**Exercise objective:** Examine the material below and count the lines that hold the word "name". Report only the number.

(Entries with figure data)
*****
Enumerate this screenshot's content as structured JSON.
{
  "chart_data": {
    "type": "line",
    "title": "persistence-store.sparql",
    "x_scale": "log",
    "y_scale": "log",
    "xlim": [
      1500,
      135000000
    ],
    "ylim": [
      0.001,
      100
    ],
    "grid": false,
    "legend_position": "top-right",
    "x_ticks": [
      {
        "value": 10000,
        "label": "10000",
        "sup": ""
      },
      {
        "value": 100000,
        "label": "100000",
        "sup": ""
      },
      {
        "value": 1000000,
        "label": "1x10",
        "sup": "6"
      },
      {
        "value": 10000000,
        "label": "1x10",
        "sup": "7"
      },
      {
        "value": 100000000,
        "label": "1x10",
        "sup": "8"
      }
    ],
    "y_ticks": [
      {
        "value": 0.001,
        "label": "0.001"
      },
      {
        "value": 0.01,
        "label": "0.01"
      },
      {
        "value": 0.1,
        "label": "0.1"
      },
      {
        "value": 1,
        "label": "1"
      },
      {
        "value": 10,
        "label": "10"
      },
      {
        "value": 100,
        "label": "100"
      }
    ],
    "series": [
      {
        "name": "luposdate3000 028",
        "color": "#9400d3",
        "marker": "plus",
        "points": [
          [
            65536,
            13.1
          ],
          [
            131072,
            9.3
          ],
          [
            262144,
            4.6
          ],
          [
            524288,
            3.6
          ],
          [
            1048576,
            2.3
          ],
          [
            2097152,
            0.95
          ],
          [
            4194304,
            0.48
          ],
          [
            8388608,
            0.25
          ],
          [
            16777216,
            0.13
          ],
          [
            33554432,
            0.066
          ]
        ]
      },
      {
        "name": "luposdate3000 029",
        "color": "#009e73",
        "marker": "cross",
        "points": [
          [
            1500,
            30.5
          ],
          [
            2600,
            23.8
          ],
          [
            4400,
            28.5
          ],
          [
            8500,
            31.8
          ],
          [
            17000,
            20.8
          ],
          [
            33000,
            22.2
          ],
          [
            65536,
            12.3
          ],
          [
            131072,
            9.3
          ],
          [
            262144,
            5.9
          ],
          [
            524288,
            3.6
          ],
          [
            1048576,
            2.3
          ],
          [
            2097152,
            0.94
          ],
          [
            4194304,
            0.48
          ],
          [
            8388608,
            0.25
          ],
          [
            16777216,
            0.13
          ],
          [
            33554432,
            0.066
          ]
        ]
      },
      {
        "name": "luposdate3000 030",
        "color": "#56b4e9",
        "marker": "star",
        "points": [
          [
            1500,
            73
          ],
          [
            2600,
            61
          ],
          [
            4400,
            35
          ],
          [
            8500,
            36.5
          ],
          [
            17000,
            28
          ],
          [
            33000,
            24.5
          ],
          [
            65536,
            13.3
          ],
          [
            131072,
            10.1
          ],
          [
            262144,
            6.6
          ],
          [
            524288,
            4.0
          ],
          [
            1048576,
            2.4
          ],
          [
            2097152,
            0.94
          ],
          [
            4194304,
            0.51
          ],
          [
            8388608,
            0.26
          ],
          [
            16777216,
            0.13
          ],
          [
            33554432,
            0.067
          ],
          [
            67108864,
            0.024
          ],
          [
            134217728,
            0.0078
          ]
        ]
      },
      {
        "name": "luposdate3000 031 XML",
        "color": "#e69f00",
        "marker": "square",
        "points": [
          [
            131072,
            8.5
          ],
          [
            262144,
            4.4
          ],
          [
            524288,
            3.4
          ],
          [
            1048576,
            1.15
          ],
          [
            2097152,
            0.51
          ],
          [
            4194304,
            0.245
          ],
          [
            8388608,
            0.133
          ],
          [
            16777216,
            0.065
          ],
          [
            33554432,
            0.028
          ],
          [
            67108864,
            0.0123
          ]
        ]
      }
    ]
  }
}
*****
**Output of the exercise:** 4